DATASET CONTENT ▸
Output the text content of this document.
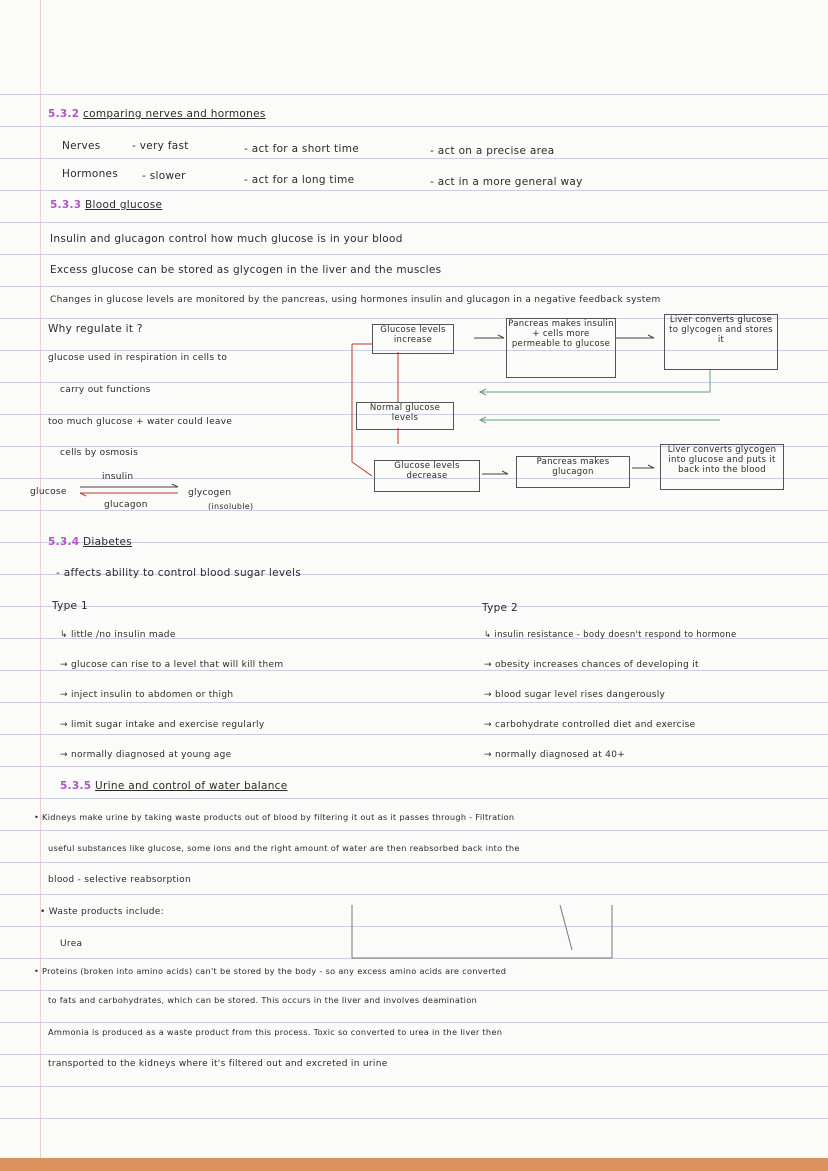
5.3.2 comparing nerves and hormones
Nerves	- very fast	- act for a short time	- act on a precise area
Hormones - slower	- act for a long time	- act in a more general way
5.3.3 Blood glucose
Insulin and glucagon control how much glucose is in your blood
Excess glucose can be stored as glycogen in the liver and the muscles
Changes in glucose levels are monitored by the pancreas, using hormones insulin and glucagon in a negative feedback system
Why regulate it ?
glucose used in respiration in cells to
carry out functions
too much glucose + water could leave
cells by osmosis
insulin
glucose
glucagon
glycogen
(insoluble)
Glucose levels increase
Pancreas makes insulin + cells more permeable to glucose
Liver converts glucose to glycogen and stores it
Normal glucose levels
Glucose levels decrease
Pancreas makes glucagon
Liver converts glycogen into glucose and puts it back into the blood
5.3.4 Diabetes
- affects ability to control blood sugar levels
Type 1
↳ little /no insulin made
→ glucose can rise to a level that will kill them
→ inject insulin to abdomen or thigh
→ limit sugar intake and exercise regularly
→ normally diagnosed at young age
Type 2
↳ insulin resistance - body doesn't respond to hormone
→ obesity increases chances of developing it
→ blood sugar level rises dangerously
→ carbohydrate controlled diet and exercise
→ normally diagnosed at 40+
5.3.5 Urine and control of water balance
• Kidneys make urine by taking waste products out of blood by filtering it out as it passes through - Filtration
useful substances like glucose, some ions and the right amount of water are then reabsorbed back into the
blood - selective reabsorption
• Waste products include:
Urea
• Proteins (broken into amino acids) can't be stored by the body - so any excess amino acids are converted
to fats and carbohydrates, which can be stored. This occurs in the liver and involves deamination
Ammonia is produced as a waste product from this process. Toxic so converted to urea in the liver then
transported to the kidneys where it's filtered out and excreted in urine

EXERCISE PROMPT ▸ What you return must be every entry, word for word, without any pictures.

ANSWER FOR THIS EXERCISE ▸
Output the text content of this document.
5.3.2 comparing nerves and hormones
Nerves	- very fast	- act for a short time	- act on a precise area
Hormones - slower	- act for a long time	- act in a more general way
5.3.3 Blood glucose
Insulin and glucagon control how much glucose is in your blood
Excess glucose can be stored as glycogen in the liver and the muscles
Changes in glucose levels are monitored by the pancreas, using hormones insulin and glucagon in a negative feedback system
Why regulate it ?
glucose used in respiration in cells to
carry out functions
too much glucose + water could leave
cells by osmosis
insulin
glucose
glucagon
glycogen
(insoluble)
Glucose levels increase
Pancreas makes insulin + cells more permeable to glucose
Liver converts glucose to glycogen and stores it
Normal glucose levels
Glucose levels decrease
Pancreas makes glucagon
Liver converts glycogen into glucose and puts it back into the blood
5.3.4 Diabetes
- affects ability to control blood sugar levels
Type 1
↳ little /no insulin made
→ glucose can rise to a level that will kill them
→ inject insulin to abdomen or thigh
→ limit sugar intake and exercise regularly
→ normally diagnosed at young age
Type 2
↳ insulin resistance - body doesn't respond to hormone
→ obesity increases chances of developing it
→ blood sugar level rises dangerously
→ carbohydrate controlled diet and exercise
→ normally diagnosed at 40+
5.3.5 Urine and control of water balance
• Kidneys make urine by taking waste products out of blood by filtering it out as it passes through - Filtration
useful substances like glucose, some ions and the right amount of water are then reabsorbed back into the
blood - selective reabsorption
• Waste products include:
Urea
• Proteins (broken into amino acids) can't be stored by the body - so any excess amino acids are converted
to fats and carbohydrates, which can be stored. This occurs in the liver and involves deamination
Ammonia is produced as a waste product from this process. Toxic so converted to urea in the liver then
transported to the kidneys where it's filtered out and excreted in urine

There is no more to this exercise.